- **Requirements**: Reproduce every entry below precisely. Pictures are excluded from the copy.

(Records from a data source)
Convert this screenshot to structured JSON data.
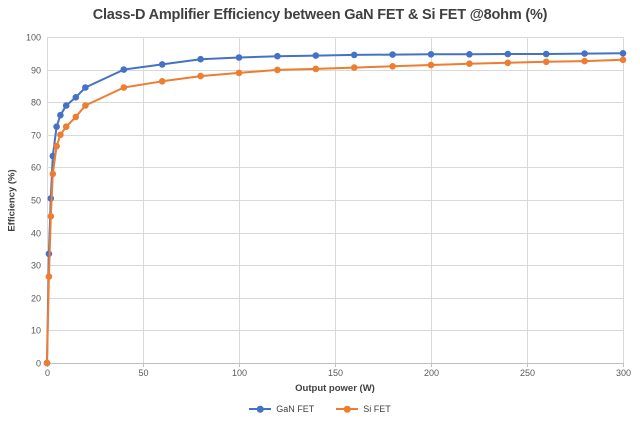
{
  "colors": {
    "gan": "#4472C4",
    "si": "#ED7D31",
    "gridline": "#D9D9D9",
    "axis_line": "#BFBFBF",
    "tick_label": "#595959",
    "heading_text": "#404040"
  },
  "chart_data": {
    "type": "line",
    "title": "Class-D Amplifier Efficiency between GaN FET & Si FET @8ohm (%)",
    "xlabel": "Output power (W)",
    "ylabel": "Efficiency (%)",
    "xlim": [
      0,
      300
    ],
    "ylim": [
      0,
      100
    ],
    "x_ticks": [
      0,
      50,
      100,
      150,
      200,
      250,
      300
    ],
    "y_ticks": [
      0,
      10,
      20,
      30,
      40,
      50,
      60,
      70,
      80,
      90,
      100
    ],
    "grid": true,
    "legend_position": "bottom",
    "marker": "circle",
    "x": [
      0,
      1,
      2,
      3,
      5,
      7,
      10,
      15,
      20,
      40,
      60,
      80,
      100,
      120,
      140,
      160,
      180,
      200,
      220,
      240,
      260,
      280,
      300
    ],
    "series": [
      {
        "name": "GaN FET",
        "color": "#4472C4",
        "values": [
          0,
          33.5,
          50.5,
          63.5,
          72.5,
          76,
          79,
          81.5,
          84.5,
          90,
          91.6,
          93.2,
          93.7,
          94.1,
          94.3,
          94.5,
          94.6,
          94.7,
          94.7,
          94.8,
          94.8,
          94.9,
          95
        ]
      },
      {
        "name": "Si FET",
        "color": "#ED7D31",
        "values": [
          0,
          26.5,
          45,
          58,
          66.5,
          70,
          72.5,
          75.5,
          79,
          84.5,
          86.4,
          88,
          89,
          89.9,
          90.2,
          90.6,
          91,
          91.4,
          91.8,
          92.1,
          92.4,
          92.6,
          93
        ]
      }
    ]
  }
}
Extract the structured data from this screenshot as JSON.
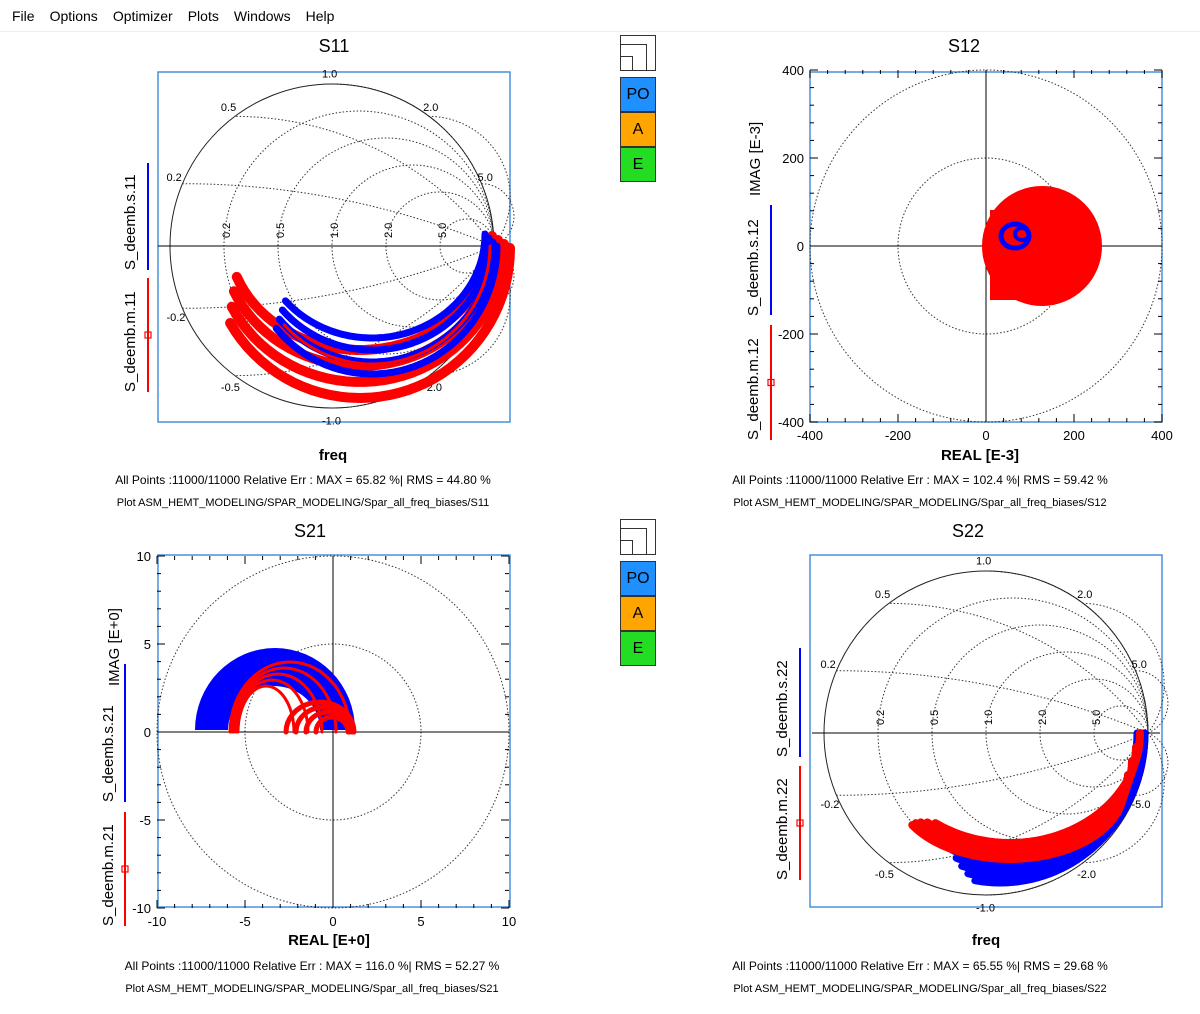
{
  "menu": [
    "File",
    "Options",
    "Optimizer",
    "Plots",
    "Windows",
    "Help"
  ],
  "colors": {
    "measured": "#ff0000",
    "simulated": "#0000ff",
    "po": "#1e90ff",
    "a": "#ffa500",
    "e": "#22dd22",
    "frame": "#4a90d9"
  },
  "widget": {
    "po": "PO",
    "a": "A",
    "e": "E",
    "icon": "layout-icon"
  },
  "panels": {
    "s11": {
      "title": "S11",
      "type": "smith",
      "xlabel": "freq",
      "legend_sim": "S_deemb.s.11",
      "legend_meas": "S_deemb.m.11",
      "info": "All Points :11000/11000 Relative  Err : MAX = 65.82  %| RMS = 44.80  %",
      "plot": "Plot ASM_HEMT_MODELING/SPAR_MODELING/Spar_all_freq_biases/S11"
    },
    "s12": {
      "title": "S12",
      "type": "polar",
      "xlabel": "REAL [E-3]",
      "ylabel": "IMAG [E-3]",
      "legend_sim": "S_deemb.s.12",
      "legend_meas": "S_deemb.m.12",
      "xticks": [
        "-400",
        "-200",
        "0",
        "200",
        "400"
      ],
      "yticks": [
        "400",
        "200",
        "0",
        "-200",
        "-400"
      ],
      "info": "All Points :11000/11000 Relative  Err : MAX = 102.4  %| RMS = 59.42  %",
      "plot": "Plot ASM_HEMT_MODELING/SPAR_MODELING/Spar_all_freq_biases/S12"
    },
    "s21": {
      "title": "S21",
      "type": "polar",
      "xlabel": "REAL [E+0]",
      "ylabel": "IMAG [E+0]",
      "legend_sim": "S_deemb.s.21",
      "legend_meas": "S_deemb.m.21",
      "xticks": [
        "-10",
        "-5",
        "0",
        "5",
        "10"
      ],
      "yticks": [
        "10",
        "5",
        "0",
        "-5",
        "-10"
      ],
      "info": "All Points :11000/11000 Relative  Err : MAX = 116.0  %| RMS = 52.27  %",
      "plot": "Plot ASM_HEMT_MODELING/SPAR_MODELING/Spar_all_freq_biases/S21"
    },
    "s22": {
      "title": "S22",
      "type": "smith",
      "xlabel": "freq",
      "legend_sim": "S_deemb.s.22",
      "legend_meas": "S_deemb.m.22",
      "info": "All Points :11000/11000 Relative  Err : MAX = 65.55  %| RMS = 29.68  %",
      "plot": "Plot ASM_HEMT_MODELING/SPAR_MODELING/Spar_all_freq_biases/S22"
    }
  },
  "smith_labels": {
    "r": [
      "0.2",
      "0.5",
      "1.0",
      "2.0",
      "5.0"
    ],
    "xpos": [
      "0.2",
      "0.5",
      "1.0",
      "2.0",
      "5.0"
    ],
    "xneg": [
      "-0.2",
      "-0.5",
      "-1.0",
      "-2.0",
      "-5.0"
    ]
  }
}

- **Correct answer**:
Convert this screenshot to structured JSON data.
{
  "colors": {
    "gan": "#4472C4",
    "si": "#ED7D31",
    "gridline": "#D9D9D9",
    "axis_line": "#BFBFBF",
    "tick_label": "#595959",
    "heading_text": "#404040"
  },
  "chart_data": {
    "type": "line",
    "title": "Class-D Amplifier Efficiency between GaN FET & Si FET @8ohm (%)",
    "xlabel": "Output power (W)",
    "ylabel": "Efficiency (%)",
    "xlim": [
      0,
      300
    ],
    "ylim": [
      0,
      100
    ],
    "x_ticks": [
      0,
      50,
      100,
      150,
      200,
      250,
      300
    ],
    "y_ticks": [
      0,
      10,
      20,
      30,
      40,
      50,
      60,
      70,
      80,
      90,
      100
    ],
    "grid": true,
    "legend_position": "bottom",
    "marker": "circle",
    "x": [
      0,
      1,
      2,
      3,
      5,
      7,
      10,
      15,
      20,
      40,
      60,
      80,
      100,
      120,
      140,
      160,
      180,
      200,
      220,
      240,
      260,
      280,
      300
    ],
    "series": [
      {
        "name": "GaN FET",
        "color": "#4472C4",
        "values": [
          0,
          33.5,
          50.5,
          63.5,
          72.5,
          76,
          79,
          81.5,
          84.5,
          90,
          91.6,
          93.2,
          93.7,
          94.1,
          94.3,
          94.5,
          94.6,
          94.7,
          94.7,
          94.8,
          94.8,
          94.9,
          95
        ]
      },
      {
        "name": "Si FET",
        "color": "#ED7D31",
        "values": [
          0,
          26.5,
          45,
          58,
          66.5,
          70,
          72.5,
          75.5,
          79,
          84.5,
          86.4,
          88,
          89,
          89.9,
          90.2,
          90.6,
          91,
          91.4,
          91.8,
          92.1,
          92.4,
          92.6,
          93
        ]
      }
    ]
  }
}
Extract the structured data from this screenshot as JSON.
{
  "menu": [
    "File",
    "Options",
    "Optimizer",
    "Plots",
    "Windows",
    "Help"
  ],
  "colors": {
    "measured": "#ff0000",
    "simulated": "#0000ff",
    "po": "#1e90ff",
    "a": "#ffa500",
    "e": "#22dd22",
    "frame": "#4a90d9"
  },
  "widget": {
    "po": "PO",
    "a": "A",
    "e": "E",
    "icon": "layout-icon"
  },
  "panels": {
    "s11": {
      "title": "S11",
      "type": "smith",
      "xlabel": "freq",
      "legend_sim": "S_deemb.s.11",
      "legend_meas": "S_deemb.m.11",
      "info": "All Points :11000/11000 Relative  Err : MAX = 65.82  %| RMS = 44.80  %",
      "plot": "Plot ASM_HEMT_MODELING/SPAR_MODELING/Spar_all_freq_biases/S11"
    },
    "s12": {
      "title": "S12",
      "type": "polar",
      "xlabel": "REAL [E-3]",
      "ylabel": "IMAG [E-3]",
      "legend_sim": "S_deemb.s.12",
      "legend_meas": "S_deemb.m.12",
      "xticks": [
        "-400",
        "-200",
        "0",
        "200",
        "400"
      ],
      "yticks": [
        "400",
        "200",
        "0",
        "-200",
        "-400"
      ],
      "info": "All Points :11000/11000 Relative  Err : MAX = 102.4  %| RMS = 59.42  %",
      "plot": "Plot ASM_HEMT_MODELING/SPAR_MODELING/Spar_all_freq_biases/S12"
    },
    "s21": {
      "title": "S21",
      "type": "polar",
      "xlabel": "REAL [E+0]",
      "ylabel": "IMAG [E+0]",
      "legend_sim": "S_deemb.s.21",
      "legend_meas": "S_deemb.m.21",
      "xticks": [
        "-10",
        "-5",
        "0",
        "5",
        "10"
      ],
      "yticks": [
        "10",
        "5",
        "0",
        "-5",
        "-10"
      ],
      "info": "All Points :11000/11000 Relative  Err : MAX = 116.0  %| RMS = 52.27  %",
      "plot": "Plot ASM_HEMT_MODELING/SPAR_MODELING/Spar_all_freq_biases/S21"
    },
    "s22": {
      "title": "S22",
      "type": "smith",
      "xlabel": "freq",
      "legend_sim": "S_deemb.s.22",
      "legend_meas": "S_deemb.m.22",
      "info": "All Points :11000/11000 Relative  Err : MAX = 65.55  %| RMS = 29.68  %",
      "plot": "Plot ASM_HEMT_MODELING/SPAR_MODELING/Spar_all_freq_biases/S22"
    }
  },
  "smith_labels": {
    "r": [
      "0.2",
      "0.5",
      "1.0",
      "2.0",
      "5.0"
    ],
    "xpos": [
      "0.2",
      "0.5",
      "1.0",
      "2.0",
      "5.0"
    ],
    "xneg": [
      "-0.2",
      "-0.5",
      "-1.0",
      "-2.0",
      "-5.0"
    ]
  }
}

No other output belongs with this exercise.